_Given request_
Below are entries to be transcribed exactly; exclude the pictures from the copy.

>> BEGIN Entries supplied

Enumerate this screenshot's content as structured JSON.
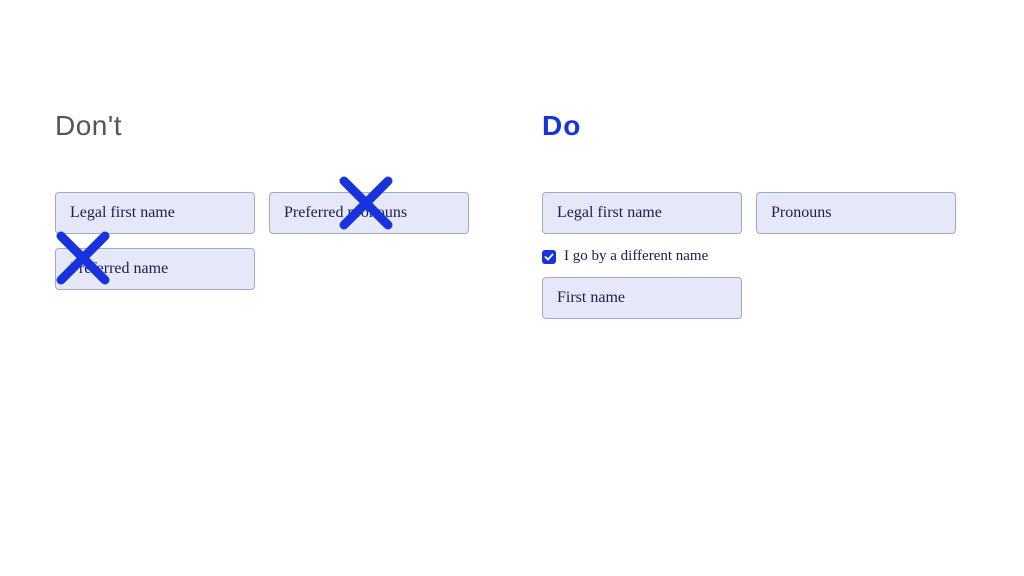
{
  "dont": {
    "heading": "Don't",
    "fields": {
      "legal_first_name": "Legal first name",
      "preferred_pronouns": "Preferred pronouns",
      "preferred_name": "Preferred name"
    }
  },
  "do": {
    "heading": "Do",
    "fields": {
      "legal_first_name": "Legal first name",
      "pronouns": "Pronouns",
      "first_name": "First name"
    },
    "checkbox_label": "I go by a different name"
  },
  "colors": {
    "accent": "#1633dd",
    "field_bg": "#e6e8f7",
    "field_border": "#a2a8cc",
    "text": "#1a1f4d"
  }
}
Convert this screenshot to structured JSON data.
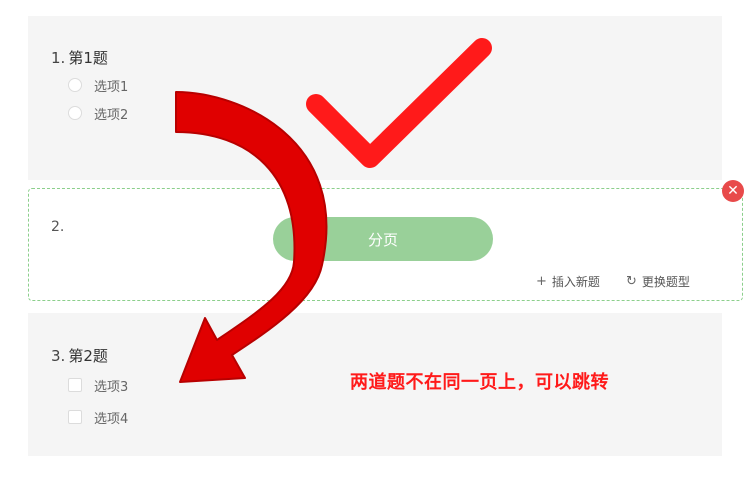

>> END Entries supplied

_Finished exercise_
Enumerate this screenshot's content as structured JSON.
{
  "dont": {
    "heading": "Don't",
    "fields": {
      "legal_first_name": "Legal first name",
      "preferred_pronouns": "Preferred pronouns",
      "preferred_name": "Preferred name"
    }
  },
  "do": {
    "heading": "Do",
    "fields": {
      "legal_first_name": "Legal first name",
      "pronouns": "Pronouns",
      "first_name": "First name"
    },
    "checkbox_label": "I go by a different name"
  },
  "colors": {
    "accent": "#1633dd",
    "field_bg": "#e6e8f7",
    "field_border": "#a2a8cc",
    "text": "#1a1f4d"
  }
}
Convert this screenshot to structured JSON data.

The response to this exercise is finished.